╭─ Supplied data
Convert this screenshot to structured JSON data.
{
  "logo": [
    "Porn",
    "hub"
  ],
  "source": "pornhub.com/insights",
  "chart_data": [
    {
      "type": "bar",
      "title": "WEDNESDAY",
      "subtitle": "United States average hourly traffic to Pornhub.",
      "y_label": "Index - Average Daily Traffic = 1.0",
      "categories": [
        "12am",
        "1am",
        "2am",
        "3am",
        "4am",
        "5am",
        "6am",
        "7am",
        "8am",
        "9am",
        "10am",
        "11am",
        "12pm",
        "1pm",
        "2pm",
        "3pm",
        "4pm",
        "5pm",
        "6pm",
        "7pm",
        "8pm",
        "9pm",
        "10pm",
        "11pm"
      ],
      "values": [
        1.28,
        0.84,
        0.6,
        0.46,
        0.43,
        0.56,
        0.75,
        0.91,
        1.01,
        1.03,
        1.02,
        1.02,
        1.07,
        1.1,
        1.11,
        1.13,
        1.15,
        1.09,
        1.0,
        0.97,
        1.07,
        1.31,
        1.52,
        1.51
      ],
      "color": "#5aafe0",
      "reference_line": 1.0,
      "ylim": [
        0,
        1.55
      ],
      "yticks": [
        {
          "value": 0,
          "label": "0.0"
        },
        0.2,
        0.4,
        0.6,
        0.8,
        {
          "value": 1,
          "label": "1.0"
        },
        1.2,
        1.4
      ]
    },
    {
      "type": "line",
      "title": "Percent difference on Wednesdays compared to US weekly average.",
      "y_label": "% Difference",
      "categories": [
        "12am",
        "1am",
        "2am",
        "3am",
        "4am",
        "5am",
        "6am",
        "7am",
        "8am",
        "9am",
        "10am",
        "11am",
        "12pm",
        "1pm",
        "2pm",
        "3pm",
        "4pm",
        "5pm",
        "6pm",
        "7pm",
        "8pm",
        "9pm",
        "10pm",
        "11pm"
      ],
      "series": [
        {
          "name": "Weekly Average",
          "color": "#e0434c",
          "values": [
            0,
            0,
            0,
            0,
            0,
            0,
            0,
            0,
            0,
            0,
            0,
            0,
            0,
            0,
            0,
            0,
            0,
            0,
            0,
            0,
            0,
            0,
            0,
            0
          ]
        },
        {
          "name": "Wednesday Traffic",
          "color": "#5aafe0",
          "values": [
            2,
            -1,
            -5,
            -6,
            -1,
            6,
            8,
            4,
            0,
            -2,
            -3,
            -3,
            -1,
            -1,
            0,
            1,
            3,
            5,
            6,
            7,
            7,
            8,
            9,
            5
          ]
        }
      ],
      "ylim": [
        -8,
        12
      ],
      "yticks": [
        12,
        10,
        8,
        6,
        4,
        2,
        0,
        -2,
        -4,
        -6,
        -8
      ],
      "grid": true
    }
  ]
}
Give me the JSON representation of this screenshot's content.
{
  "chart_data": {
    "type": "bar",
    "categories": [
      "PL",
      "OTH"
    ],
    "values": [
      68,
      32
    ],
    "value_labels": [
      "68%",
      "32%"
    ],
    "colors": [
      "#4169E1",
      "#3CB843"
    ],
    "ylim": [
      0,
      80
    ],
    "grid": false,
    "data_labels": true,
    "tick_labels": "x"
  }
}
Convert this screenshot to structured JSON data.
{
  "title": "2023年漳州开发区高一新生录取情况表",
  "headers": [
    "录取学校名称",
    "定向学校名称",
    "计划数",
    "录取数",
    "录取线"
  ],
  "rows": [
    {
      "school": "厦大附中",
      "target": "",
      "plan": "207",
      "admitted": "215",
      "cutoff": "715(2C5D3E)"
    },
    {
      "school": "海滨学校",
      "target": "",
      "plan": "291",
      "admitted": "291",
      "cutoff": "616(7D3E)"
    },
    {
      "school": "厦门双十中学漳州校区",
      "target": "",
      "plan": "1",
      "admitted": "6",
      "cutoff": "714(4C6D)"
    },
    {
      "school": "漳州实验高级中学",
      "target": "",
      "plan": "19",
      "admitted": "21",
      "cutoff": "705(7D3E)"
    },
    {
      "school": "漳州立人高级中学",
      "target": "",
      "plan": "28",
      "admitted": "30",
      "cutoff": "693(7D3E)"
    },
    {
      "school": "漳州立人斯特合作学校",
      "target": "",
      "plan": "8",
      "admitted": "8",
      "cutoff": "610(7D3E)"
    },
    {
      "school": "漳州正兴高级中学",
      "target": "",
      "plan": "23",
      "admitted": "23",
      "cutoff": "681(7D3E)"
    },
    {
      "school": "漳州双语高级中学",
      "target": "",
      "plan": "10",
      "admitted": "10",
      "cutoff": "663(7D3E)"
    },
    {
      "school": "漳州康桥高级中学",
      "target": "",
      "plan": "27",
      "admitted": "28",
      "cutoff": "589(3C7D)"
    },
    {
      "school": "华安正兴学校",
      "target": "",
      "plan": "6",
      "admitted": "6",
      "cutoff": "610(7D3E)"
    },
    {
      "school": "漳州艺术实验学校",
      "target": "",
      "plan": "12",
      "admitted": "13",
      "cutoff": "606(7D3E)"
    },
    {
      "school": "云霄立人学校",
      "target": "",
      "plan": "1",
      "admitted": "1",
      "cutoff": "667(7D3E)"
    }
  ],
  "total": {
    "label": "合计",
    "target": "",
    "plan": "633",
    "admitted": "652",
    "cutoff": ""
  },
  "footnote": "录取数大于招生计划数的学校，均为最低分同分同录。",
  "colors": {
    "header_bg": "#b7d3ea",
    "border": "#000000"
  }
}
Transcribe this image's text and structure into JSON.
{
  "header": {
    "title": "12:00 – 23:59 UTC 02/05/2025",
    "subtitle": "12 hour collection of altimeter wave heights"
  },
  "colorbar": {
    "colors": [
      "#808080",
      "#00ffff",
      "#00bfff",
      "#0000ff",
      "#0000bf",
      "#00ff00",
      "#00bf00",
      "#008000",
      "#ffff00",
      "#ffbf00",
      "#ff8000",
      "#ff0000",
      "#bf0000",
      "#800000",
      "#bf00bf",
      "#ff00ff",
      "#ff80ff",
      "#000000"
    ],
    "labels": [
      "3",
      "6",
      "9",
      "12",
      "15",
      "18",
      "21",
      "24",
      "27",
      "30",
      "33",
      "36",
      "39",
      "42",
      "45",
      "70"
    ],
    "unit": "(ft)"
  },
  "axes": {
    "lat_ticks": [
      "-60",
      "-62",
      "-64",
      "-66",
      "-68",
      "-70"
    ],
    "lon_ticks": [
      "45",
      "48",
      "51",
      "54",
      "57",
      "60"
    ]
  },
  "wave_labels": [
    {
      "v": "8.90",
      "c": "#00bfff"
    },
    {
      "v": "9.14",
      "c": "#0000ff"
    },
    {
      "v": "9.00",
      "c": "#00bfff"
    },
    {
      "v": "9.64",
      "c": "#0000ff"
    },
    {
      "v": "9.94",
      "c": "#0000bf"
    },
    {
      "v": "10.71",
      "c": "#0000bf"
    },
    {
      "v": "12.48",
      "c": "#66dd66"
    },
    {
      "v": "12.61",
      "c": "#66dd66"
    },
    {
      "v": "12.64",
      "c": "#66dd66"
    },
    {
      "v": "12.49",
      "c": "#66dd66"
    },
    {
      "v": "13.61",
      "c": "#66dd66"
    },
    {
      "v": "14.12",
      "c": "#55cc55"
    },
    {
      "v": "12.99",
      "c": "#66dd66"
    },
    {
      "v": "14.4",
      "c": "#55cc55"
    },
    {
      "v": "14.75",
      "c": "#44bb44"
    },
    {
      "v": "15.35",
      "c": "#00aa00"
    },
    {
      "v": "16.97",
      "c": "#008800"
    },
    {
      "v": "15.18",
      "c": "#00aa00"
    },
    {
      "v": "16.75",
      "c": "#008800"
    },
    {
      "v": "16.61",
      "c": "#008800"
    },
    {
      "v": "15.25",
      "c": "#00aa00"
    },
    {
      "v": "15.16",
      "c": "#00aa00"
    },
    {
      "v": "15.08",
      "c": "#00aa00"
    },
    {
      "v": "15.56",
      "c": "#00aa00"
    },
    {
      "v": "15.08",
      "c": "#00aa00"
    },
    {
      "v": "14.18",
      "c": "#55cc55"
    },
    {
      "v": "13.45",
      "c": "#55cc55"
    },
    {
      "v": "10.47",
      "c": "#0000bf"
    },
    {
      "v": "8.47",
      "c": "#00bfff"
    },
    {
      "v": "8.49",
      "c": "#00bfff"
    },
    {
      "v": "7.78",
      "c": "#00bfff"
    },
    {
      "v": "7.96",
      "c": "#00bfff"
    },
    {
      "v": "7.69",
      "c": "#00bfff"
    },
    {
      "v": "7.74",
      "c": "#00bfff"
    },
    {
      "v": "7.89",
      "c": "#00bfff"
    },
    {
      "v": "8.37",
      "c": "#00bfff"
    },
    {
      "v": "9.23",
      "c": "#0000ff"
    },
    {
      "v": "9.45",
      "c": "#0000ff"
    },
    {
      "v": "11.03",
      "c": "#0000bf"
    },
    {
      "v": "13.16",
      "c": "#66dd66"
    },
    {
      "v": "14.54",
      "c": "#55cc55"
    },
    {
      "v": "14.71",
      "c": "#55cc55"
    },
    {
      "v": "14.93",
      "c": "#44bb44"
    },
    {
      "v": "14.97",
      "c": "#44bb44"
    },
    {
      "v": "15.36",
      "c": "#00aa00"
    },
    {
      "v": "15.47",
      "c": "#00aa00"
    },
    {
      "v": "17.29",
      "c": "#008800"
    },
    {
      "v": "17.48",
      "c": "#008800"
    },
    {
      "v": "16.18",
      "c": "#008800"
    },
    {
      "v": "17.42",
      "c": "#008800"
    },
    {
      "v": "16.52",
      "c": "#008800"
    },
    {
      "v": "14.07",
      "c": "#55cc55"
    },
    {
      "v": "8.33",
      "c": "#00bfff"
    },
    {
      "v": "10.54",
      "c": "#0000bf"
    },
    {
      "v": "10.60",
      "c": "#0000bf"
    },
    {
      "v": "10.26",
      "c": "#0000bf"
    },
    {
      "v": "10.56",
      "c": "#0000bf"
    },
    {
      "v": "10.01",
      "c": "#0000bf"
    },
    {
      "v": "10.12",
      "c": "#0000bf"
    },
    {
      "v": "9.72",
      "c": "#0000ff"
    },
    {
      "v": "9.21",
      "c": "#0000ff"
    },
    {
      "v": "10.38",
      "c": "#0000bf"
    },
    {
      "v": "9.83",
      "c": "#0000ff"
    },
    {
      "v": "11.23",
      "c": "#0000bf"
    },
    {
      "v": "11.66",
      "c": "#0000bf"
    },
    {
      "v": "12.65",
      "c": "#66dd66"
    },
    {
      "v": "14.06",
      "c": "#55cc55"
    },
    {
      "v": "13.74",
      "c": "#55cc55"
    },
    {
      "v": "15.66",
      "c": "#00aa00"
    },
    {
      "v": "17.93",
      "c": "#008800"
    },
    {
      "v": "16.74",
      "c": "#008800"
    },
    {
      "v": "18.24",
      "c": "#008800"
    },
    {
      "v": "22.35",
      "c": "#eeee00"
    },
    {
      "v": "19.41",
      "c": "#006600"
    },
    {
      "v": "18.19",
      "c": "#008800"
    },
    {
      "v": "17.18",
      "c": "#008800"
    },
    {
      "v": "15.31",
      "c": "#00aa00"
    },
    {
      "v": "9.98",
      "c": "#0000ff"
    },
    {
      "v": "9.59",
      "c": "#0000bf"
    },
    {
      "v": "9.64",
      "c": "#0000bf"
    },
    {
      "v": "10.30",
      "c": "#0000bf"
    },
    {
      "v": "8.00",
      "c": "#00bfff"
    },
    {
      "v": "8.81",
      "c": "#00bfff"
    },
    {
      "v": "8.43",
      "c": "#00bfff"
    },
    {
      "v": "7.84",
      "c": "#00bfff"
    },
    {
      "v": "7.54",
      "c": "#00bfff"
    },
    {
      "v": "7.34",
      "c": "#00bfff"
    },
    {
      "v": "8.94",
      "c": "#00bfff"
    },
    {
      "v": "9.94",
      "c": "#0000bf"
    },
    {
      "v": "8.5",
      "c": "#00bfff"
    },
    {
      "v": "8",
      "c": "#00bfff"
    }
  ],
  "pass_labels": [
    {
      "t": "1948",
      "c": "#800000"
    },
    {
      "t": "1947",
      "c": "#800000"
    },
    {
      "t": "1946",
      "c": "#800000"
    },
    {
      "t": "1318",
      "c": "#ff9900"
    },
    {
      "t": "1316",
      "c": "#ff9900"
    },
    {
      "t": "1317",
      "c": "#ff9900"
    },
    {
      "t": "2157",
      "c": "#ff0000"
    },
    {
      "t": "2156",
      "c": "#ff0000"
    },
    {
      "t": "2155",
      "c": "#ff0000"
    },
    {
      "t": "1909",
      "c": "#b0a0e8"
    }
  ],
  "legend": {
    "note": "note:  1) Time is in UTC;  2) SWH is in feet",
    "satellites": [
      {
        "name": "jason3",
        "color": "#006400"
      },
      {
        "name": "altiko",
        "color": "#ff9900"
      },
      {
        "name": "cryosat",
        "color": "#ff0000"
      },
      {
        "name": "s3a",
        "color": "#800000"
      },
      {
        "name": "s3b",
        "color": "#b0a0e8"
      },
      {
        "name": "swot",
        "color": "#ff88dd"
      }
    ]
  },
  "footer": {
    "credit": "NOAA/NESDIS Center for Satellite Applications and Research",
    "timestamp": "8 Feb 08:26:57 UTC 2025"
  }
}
╰─
Stated goal ::
Search the data for "name". Copy every line that has it.

Written response ::
          "name": "Weekly Average",
          "name": "Wednesday Traffic",
        "name": "jason3",
        "name": "altiko",
        "name": "cryosat",
        "name": "s3a",
        "name": "s3b",
        "name": "swot",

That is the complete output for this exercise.